THE EXERCISE:
Pull out from the material below all lines with "حسابك".
::::::::
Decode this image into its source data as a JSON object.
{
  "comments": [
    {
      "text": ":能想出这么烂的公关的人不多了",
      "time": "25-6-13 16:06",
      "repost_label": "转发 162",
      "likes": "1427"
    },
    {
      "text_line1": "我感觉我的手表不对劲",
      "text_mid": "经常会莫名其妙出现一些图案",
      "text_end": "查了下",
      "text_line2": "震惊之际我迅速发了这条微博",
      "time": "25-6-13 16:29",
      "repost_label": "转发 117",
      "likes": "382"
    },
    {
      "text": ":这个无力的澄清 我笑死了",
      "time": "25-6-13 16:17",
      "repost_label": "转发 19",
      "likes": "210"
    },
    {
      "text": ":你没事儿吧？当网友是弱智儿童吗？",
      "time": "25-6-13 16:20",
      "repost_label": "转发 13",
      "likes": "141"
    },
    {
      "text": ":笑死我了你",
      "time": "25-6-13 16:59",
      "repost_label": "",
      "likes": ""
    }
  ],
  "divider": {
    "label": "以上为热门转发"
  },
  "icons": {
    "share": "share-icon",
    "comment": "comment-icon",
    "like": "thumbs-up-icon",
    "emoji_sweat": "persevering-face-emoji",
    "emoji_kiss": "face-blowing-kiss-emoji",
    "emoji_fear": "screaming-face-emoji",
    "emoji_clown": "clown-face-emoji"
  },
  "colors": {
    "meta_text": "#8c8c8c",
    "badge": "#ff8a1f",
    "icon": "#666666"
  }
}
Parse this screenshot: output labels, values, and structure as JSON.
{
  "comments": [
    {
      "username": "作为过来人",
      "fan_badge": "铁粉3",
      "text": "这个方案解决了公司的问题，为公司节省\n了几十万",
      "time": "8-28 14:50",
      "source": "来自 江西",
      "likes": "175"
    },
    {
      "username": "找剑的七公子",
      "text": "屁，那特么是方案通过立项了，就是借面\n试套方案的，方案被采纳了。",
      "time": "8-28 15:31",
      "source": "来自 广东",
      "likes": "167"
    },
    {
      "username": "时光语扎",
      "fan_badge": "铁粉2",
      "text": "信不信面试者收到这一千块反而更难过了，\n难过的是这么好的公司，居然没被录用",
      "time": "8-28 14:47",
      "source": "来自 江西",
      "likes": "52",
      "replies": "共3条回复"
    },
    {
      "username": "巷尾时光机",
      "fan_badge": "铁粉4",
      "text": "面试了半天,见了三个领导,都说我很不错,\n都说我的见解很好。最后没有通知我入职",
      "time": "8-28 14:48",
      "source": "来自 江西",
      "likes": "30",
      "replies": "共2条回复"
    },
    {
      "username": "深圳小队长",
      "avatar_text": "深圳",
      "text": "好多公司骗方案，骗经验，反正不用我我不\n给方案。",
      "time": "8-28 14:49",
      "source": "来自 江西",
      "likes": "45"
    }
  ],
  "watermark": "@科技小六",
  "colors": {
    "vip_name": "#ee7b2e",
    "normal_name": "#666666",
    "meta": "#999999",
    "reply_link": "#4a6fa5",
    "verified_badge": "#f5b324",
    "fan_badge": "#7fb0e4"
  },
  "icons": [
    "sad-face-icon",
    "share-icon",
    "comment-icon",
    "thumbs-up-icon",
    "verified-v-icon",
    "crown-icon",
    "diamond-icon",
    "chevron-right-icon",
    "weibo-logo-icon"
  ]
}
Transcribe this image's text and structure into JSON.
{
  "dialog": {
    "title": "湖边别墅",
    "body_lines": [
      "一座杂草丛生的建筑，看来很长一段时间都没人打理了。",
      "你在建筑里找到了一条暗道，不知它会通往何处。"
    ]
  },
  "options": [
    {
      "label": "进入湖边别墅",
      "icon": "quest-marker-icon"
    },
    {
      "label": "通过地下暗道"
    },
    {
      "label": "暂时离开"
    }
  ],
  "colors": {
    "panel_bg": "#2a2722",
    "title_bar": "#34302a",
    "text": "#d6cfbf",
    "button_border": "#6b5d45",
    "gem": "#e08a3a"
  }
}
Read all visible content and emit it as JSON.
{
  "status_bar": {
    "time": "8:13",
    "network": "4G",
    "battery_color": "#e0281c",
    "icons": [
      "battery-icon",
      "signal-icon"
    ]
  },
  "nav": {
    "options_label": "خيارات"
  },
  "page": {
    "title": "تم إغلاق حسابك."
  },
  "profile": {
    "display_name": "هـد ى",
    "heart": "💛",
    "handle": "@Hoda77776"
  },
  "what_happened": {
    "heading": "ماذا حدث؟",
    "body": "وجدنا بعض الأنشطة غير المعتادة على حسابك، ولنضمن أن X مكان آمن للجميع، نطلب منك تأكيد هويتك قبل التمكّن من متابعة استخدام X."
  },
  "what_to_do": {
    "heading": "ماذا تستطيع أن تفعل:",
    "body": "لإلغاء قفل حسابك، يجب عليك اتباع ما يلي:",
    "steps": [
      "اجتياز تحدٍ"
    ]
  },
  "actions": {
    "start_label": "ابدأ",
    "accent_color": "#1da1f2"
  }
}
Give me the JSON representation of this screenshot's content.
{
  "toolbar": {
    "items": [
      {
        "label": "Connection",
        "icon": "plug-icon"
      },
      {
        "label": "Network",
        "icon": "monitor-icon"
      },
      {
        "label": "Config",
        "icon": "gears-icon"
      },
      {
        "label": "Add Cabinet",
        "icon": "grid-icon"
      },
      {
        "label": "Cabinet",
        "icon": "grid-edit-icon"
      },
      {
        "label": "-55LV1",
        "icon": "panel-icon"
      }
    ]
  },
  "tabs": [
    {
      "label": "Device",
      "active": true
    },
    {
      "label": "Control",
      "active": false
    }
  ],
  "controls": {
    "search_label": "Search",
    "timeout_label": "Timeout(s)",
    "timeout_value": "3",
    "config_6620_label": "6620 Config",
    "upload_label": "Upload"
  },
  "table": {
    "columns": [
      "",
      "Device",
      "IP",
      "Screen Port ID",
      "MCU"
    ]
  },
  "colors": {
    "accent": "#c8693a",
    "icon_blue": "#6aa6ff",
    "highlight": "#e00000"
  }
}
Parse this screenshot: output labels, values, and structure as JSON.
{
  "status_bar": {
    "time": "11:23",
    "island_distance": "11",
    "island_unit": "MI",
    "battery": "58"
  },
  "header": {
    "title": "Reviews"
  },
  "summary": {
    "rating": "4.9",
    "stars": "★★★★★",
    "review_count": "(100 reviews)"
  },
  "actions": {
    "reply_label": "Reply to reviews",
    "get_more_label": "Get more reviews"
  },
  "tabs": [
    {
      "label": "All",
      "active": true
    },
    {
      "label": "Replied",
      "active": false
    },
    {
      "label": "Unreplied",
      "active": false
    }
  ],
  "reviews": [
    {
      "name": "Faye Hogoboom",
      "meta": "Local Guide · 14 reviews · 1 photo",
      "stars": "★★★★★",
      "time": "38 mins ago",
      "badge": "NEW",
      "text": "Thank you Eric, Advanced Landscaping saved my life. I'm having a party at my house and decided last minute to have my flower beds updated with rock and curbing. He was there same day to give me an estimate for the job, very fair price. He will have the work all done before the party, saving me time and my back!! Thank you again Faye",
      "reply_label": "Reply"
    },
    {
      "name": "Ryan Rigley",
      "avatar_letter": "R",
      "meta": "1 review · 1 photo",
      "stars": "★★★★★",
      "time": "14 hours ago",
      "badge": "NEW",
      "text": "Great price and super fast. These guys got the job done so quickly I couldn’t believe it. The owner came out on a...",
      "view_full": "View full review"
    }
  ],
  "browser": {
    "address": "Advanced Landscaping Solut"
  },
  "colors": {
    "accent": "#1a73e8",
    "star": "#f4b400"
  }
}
::::::::
RESPONSE TO THE TASK:
    "title": "تم إغلاق حسابك."
    "body": "وجدنا بعض الأنشطة غير المعتادة على حسابك، ولنضمن أن X مكان آمن للجميع، نطلب منك تأكيد هويتك قبل التمكّن من متابعة استخدام X."
    "body": "لإلغاء قفل حسابك، يجب عليك اتباع ما يلي:",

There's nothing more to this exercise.